Extract to read:
^^^^

PySpark

Intro

  • PySpark is a great pythonic ways of accessing spark dataframes (written in Scala) and manipulating them. It makes it easy to switch back to familiar python tools such as matplotlib and pandas when all the heavy lifting (working with really large data) is done.

  • The spark dataframe is the core object of interest in pyspark, and is similar to a pandas dataframe in some aspects. A key difference, as pointed out earlier is that all operations on the dataframe are not executed until it is really needed.

Basics of PySpark

  • Create a new notebook using the Workspace tab on the left (followed by Users -> your account email)

nb01

  • Give a name to the notebook.

nb02

  • You will find a familiar Jupyter notebook interface that you have seen on your local machine or on website such as colab.research.google.com.

nb03

  • We will now access the data we stored in S3. In particular we will use the following snippet.

    AWS_ACCESS_KEY = "AABB"
    AWS_SECRET_KEY = "CCDD"
    sc._jsc.hadoopConfiguration().set("fs.s3n.awsAccessKeyId", AWS_ACCESS_KEY)
    sc._jsc.hadoopConfiguration().set("fs.s3n.awsSecretAccessKey", AWS_SECRET_KEY)
    

nb04

  • Reading from S3 can be achieved by the following snippet:

    df = spark.read.csv("s3://databricks-recsys/u.data",header=True, sep="\t",inferSchema = True)
    display(df)
    

nb05

  • In the screenshot above, display() works similar to pandas .head(). Databricks provides some functionality to plot the output right there as well.

  • Below are two example plots for our dataframe (recommendation system dataset)

plot1

plot2

  • Note that the dataframe is not really holding all the data yet. Only when display() or .show() or .collect() are applied would the query actually take place.

  • In the above example, we read the data as a csv. In addition to csv, spark supports reading from databases as well as from file formats such as parquet (which is a popular storage format in the Spark ecosystem). Many other formats are supported, and its useful to go through the documentation here.

^^^^

Dataset excerpt:
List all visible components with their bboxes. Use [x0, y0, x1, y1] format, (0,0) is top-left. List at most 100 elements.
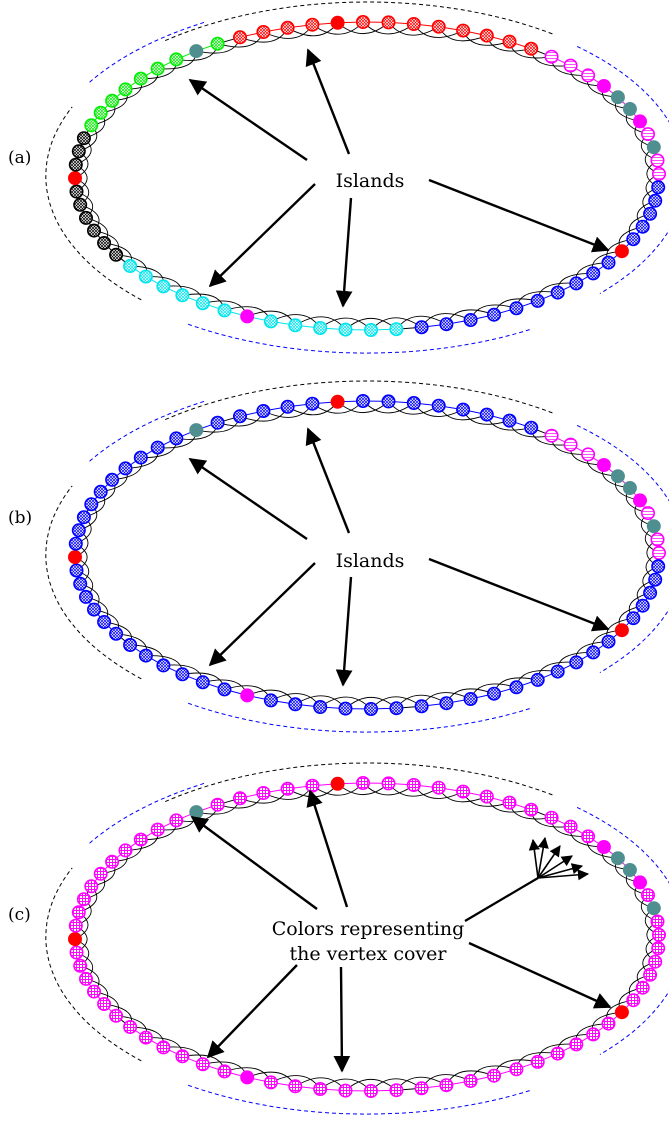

^^^^

Short problem A: Summarize the PySpark page in two sentences.
Short problem B: Translate this sentence from the PySpark page into Spanish: "Note that the dataframe is not really holding all the data yet."
Short problem C: Return everything from "Basics of PySpark" down to "such as colab.research.google.com." in the PySpark page, copied word for word.

Result A: PySpark offers a Pythonic way to access and manipulate Spark dataframes, which resemble pandas dataframes but do not execute operations until they are really needed. The page shows how to create a notebook, set AWS keys to reach data stored in S3, read a CSV file with spark.read.csv, and view it with display(), and it notes that Spark also reads from databases and from formats such as parquet.

Result B: Tenga en cuenta que el dataframe todavía no contiene realmente todos los datos.

Result C:
Basics of PySpark

  • Create a new notebook using the Workspace tab on the left (followed by Users -> your account email)

nb01

  • Give a name to the notebook.

nb02

  • You will find a familiar Jupyter notebook interface that you have seen on your local machine or on website such as colab.research.google.com.